→ **Text section**:
== == ==
The alpha Capricornids (CAP) are active from July 2 through August 10 with maximum activity occurring during the last week of July. The broad maximum occurs anywhere from July 25 to the 30th with visual rates usually around 3 per hour. The radiant is currently located at 20:07 (302) -10, which places on the Capricornus/Aquila border, 4 degrees northwest of the 4th magnitude star known as Alpha2 Capricorni (Algedi). This radiant is best placed near 01:00 LDST when it lies on the meridian and is located highest in the sky. Hourly rates at this time should be near 3 no matter your location. With an entry velocity of 22 km/sec., the average alpha Cap meteor would be of slow velocity.

The center of the large Anthelion (ANT) radiant is currently located at 21:04 (316) -17. This position lies in northern Capricornus, near the spot occupied by the 4th magnitude star known as Dorsum (theta Capricornii). Due to the large size of this radiant, anthelion activity may also appear from southwestern Aquarius as well as Capricornus. This radiant is best placed near 0200 LDST, when it lies on the meridian and is located highest in the sky. Rates at this time should be near 2 per hour as seen from mid-northern latitudes (45 N) and 3 per hour as seen from the southern tropics (S 25). With an entry velocity of 30 km/sec., the average anthelion meteor would be of slow velocity.
== == ==
→ **Raw data**:
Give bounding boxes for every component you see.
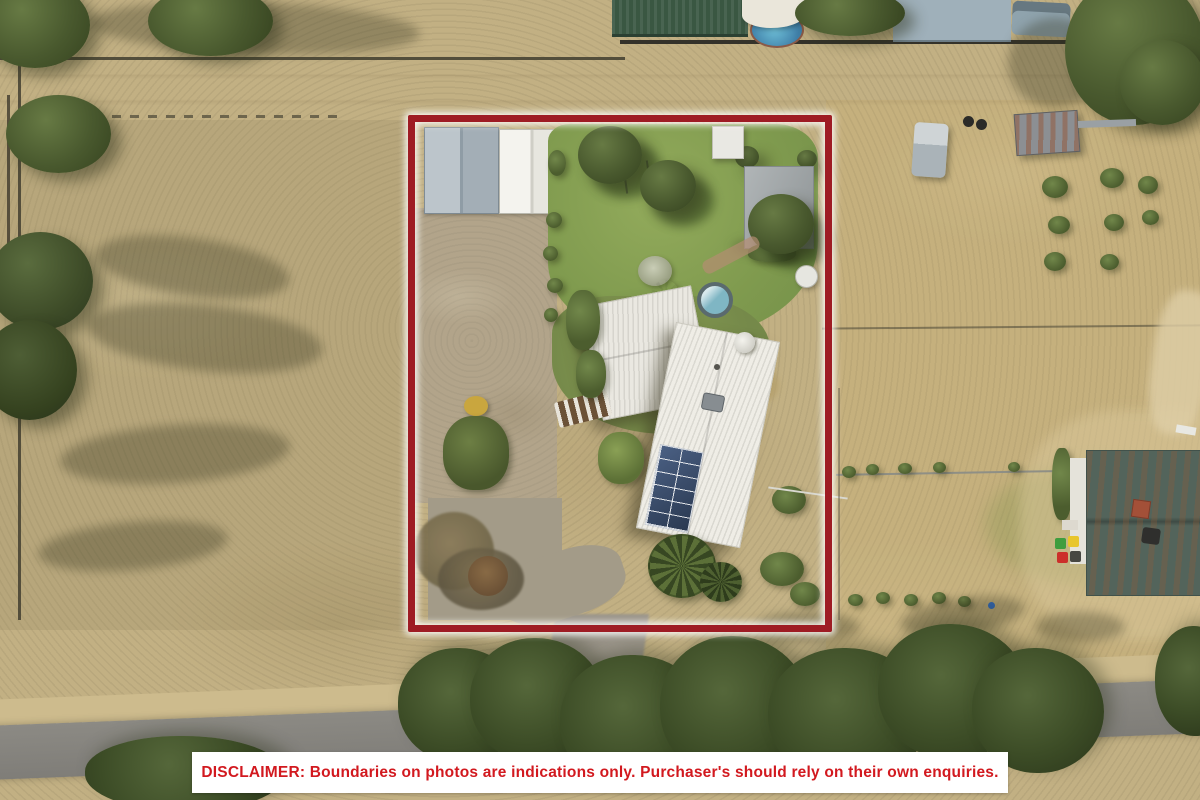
shrub — [904, 594, 918, 606]
shrub — [1100, 168, 1124, 188]
shrub — [1008, 462, 1020, 472]
fence-line — [838, 388, 840, 620]
hedge — [1052, 448, 1072, 520]
shrub — [848, 594, 863, 606]
aerial-photo: DISCLAIMER: Boundaries on photos are ind… — [0, 0, 1200, 800]
wheelie-bin-yellow — [1068, 536, 1079, 547]
shrub — [1100, 254, 1119, 270]
shrub — [876, 592, 890, 604]
tree — [6, 95, 111, 173]
tyres — [976, 119, 987, 130]
container-trailer — [1014, 110, 1081, 156]
roof-vent — [1141, 527, 1161, 545]
property-boundary — [408, 115, 832, 632]
neighbour-veranda — [1070, 458, 1087, 564]
metal-shed-roof — [893, 0, 1011, 42]
ute-truck — [911, 122, 949, 178]
shrub — [1104, 214, 1124, 231]
disclaimer-text: DISCLAIMER: Boundaries on photos are ind… — [201, 764, 998, 782]
neighbour-house-roof — [1086, 450, 1200, 596]
shrub — [1042, 176, 1068, 198]
shrub — [933, 462, 946, 473]
shrub — [1138, 176, 1158, 194]
shrub — [866, 464, 879, 475]
green-roof-building — [612, 0, 748, 37]
tree — [1120, 40, 1200, 125]
shrub — [1048, 216, 1070, 234]
fence-line — [0, 57, 625, 60]
disclaimer-banner: DISCLAIMER: Boundaries on photos are ind… — [192, 752, 1008, 793]
brick-chimney — [1131, 499, 1151, 519]
shrub — [898, 463, 912, 474]
shrub — [842, 466, 856, 478]
outdoor-table — [1062, 520, 1078, 530]
tyres — [963, 116, 974, 127]
tree-shadow — [1035, 612, 1125, 642]
wheelie-bin-red — [1057, 552, 1068, 563]
shrub — [1044, 252, 1066, 271]
wheelie-bin-green — [1055, 538, 1066, 549]
shrub — [1142, 210, 1159, 225]
wheelie-bin-dark — [1070, 551, 1081, 562]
== == ==
Rewrite the meteor shower text from "The center of" up to and including "anthelion meteor would be of slow velocity.", putting "local meridian" in place of "meridian".

The center of the large Anthelion (ANT) radiant is currently located at 21:04 (316) -17. This position lies in northern Capricornus, near the spot occupied by the 4th magnitude star known as Dorsum (theta Capricornii). Due to the large size of this radiant, anthelion activity may also appear from southwestern Aquarius as well as Capricornus. This radiant is best placed near 0200 LDST, when it lies on the local meridian and is located highest in the sky. Rates at this time should be near 2 per hour as seen from mid-northern latitudes (45 N) and 3 per hour as seen from the southern tropics (S 25). With an entry velocity of 30 km/sec., the average anthelion meteor would be of slow velocity.